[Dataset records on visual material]
»»

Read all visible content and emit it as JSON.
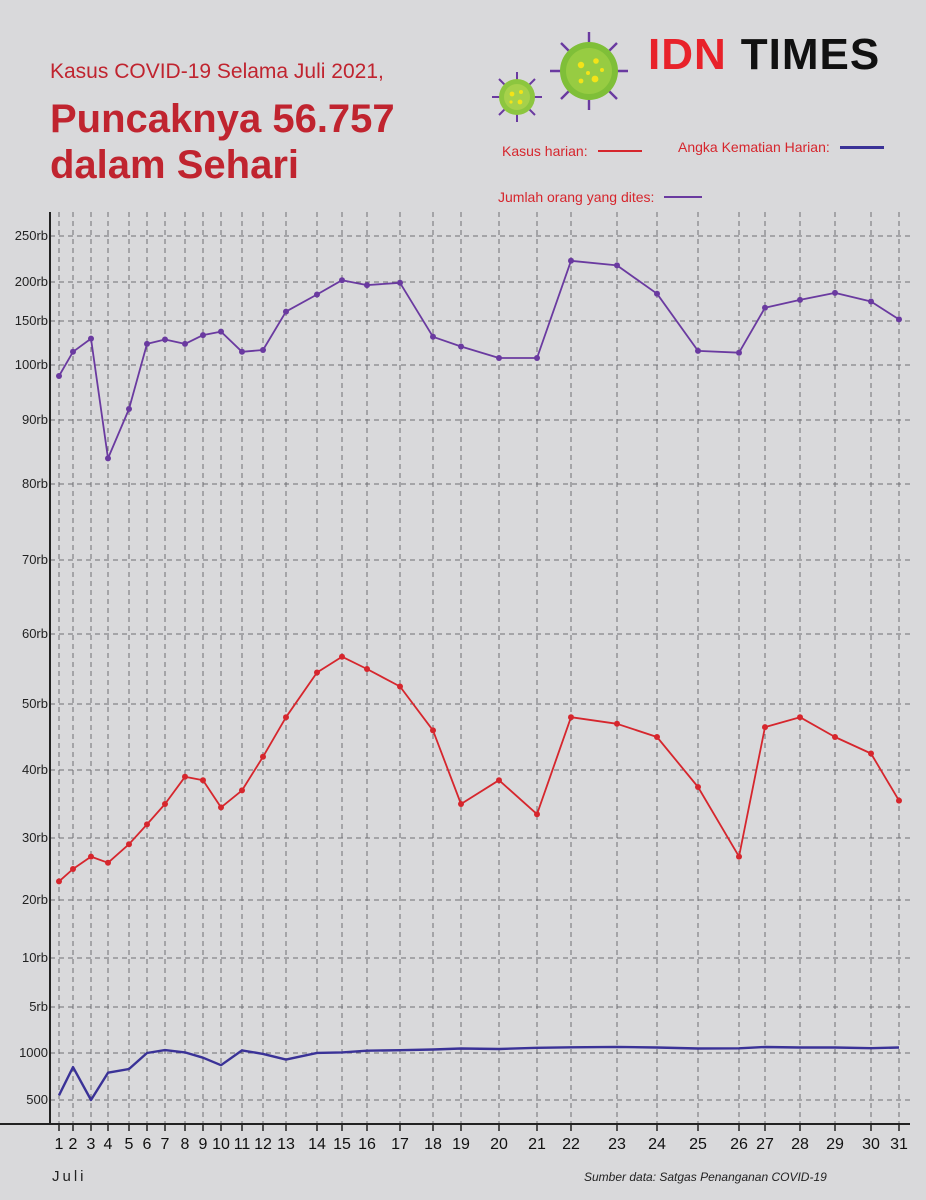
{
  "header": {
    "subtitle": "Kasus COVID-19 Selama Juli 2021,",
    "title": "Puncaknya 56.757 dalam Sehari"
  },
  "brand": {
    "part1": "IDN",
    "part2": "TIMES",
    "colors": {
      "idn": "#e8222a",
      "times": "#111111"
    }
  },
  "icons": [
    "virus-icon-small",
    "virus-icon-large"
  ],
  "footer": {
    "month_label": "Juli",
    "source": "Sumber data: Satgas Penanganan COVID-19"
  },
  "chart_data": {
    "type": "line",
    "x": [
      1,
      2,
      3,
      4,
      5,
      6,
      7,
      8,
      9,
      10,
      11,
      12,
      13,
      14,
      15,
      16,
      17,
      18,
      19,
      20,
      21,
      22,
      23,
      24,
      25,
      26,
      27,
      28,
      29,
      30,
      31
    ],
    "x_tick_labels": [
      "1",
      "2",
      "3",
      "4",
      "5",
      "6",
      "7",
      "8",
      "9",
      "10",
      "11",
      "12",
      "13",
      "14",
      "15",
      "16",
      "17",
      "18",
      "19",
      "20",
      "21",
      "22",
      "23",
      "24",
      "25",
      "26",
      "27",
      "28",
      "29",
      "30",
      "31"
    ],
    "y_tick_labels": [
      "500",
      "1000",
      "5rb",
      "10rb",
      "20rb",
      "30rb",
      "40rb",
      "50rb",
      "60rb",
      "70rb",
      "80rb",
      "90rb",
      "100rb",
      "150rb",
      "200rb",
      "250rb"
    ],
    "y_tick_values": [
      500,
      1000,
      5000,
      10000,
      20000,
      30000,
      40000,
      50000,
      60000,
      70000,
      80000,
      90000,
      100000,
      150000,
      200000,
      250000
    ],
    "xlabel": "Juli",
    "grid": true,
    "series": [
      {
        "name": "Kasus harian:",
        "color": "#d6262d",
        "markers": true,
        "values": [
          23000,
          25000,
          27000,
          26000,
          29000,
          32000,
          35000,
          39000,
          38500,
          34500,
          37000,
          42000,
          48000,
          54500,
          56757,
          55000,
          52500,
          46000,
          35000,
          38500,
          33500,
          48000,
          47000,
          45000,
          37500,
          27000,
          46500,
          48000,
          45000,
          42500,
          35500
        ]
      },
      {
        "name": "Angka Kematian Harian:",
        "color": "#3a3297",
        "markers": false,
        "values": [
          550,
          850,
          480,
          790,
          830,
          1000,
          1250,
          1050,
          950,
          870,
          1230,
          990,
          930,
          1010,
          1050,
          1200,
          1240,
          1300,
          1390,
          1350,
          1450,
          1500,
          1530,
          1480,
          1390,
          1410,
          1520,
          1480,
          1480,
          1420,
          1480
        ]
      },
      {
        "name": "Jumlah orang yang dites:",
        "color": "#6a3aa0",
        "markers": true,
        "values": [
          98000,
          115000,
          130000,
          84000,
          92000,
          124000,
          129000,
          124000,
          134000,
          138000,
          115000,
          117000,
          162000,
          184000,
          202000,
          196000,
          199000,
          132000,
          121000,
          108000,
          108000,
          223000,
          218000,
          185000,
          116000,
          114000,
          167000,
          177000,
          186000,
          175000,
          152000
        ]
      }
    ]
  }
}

««
»»

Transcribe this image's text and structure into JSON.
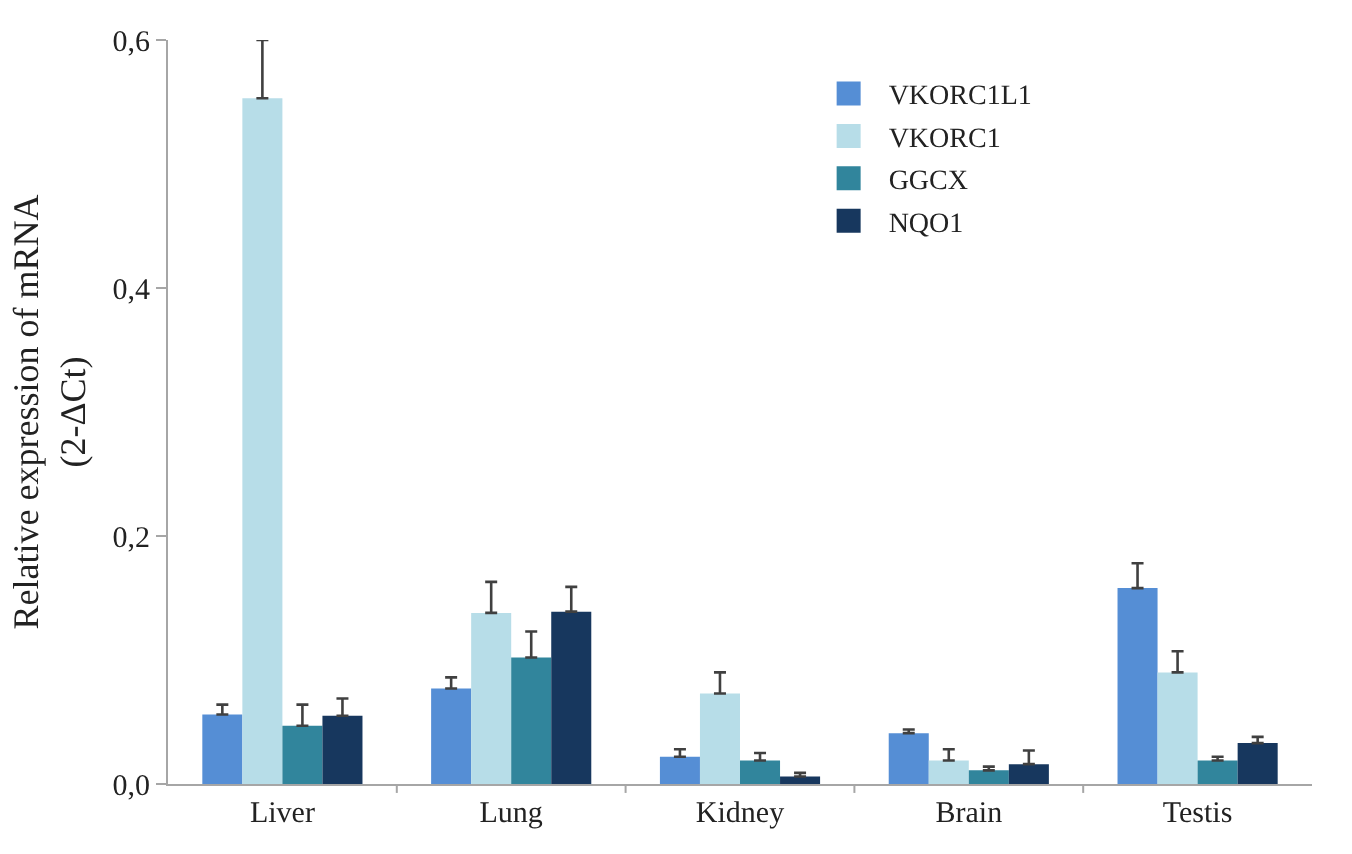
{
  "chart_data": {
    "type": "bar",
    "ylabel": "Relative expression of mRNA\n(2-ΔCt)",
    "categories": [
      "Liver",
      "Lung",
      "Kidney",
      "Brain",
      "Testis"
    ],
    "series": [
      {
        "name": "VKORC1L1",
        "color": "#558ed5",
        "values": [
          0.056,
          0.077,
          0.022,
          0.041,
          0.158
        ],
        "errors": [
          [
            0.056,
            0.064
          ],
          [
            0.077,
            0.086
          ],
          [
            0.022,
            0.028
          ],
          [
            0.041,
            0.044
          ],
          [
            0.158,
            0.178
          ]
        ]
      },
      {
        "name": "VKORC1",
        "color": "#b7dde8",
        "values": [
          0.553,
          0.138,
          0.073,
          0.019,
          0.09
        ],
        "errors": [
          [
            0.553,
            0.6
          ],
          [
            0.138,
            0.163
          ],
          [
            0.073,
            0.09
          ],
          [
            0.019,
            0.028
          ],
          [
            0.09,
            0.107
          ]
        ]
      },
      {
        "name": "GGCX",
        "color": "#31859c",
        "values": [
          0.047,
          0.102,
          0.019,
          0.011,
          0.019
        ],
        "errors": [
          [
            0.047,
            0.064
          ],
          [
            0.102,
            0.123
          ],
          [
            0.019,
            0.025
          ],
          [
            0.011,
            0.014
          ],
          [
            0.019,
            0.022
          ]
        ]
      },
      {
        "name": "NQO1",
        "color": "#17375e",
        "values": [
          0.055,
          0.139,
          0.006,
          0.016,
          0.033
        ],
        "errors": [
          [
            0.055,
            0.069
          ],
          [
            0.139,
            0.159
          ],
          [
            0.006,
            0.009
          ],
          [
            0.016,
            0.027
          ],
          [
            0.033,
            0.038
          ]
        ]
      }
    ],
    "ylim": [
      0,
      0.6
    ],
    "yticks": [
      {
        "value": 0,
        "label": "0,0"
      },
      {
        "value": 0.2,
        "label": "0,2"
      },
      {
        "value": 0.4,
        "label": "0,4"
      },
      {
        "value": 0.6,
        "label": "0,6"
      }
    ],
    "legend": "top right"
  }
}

««

# WHAT TO PRODUCE:
Please show, exactly as written, every line above that contains the word "Juli".

# FINISHED EXERCISE:
    "subtitle": "Kasus COVID-19 Selama Juli 2021,",
    "month_label": "Juli",
    "xlabel": "Juli",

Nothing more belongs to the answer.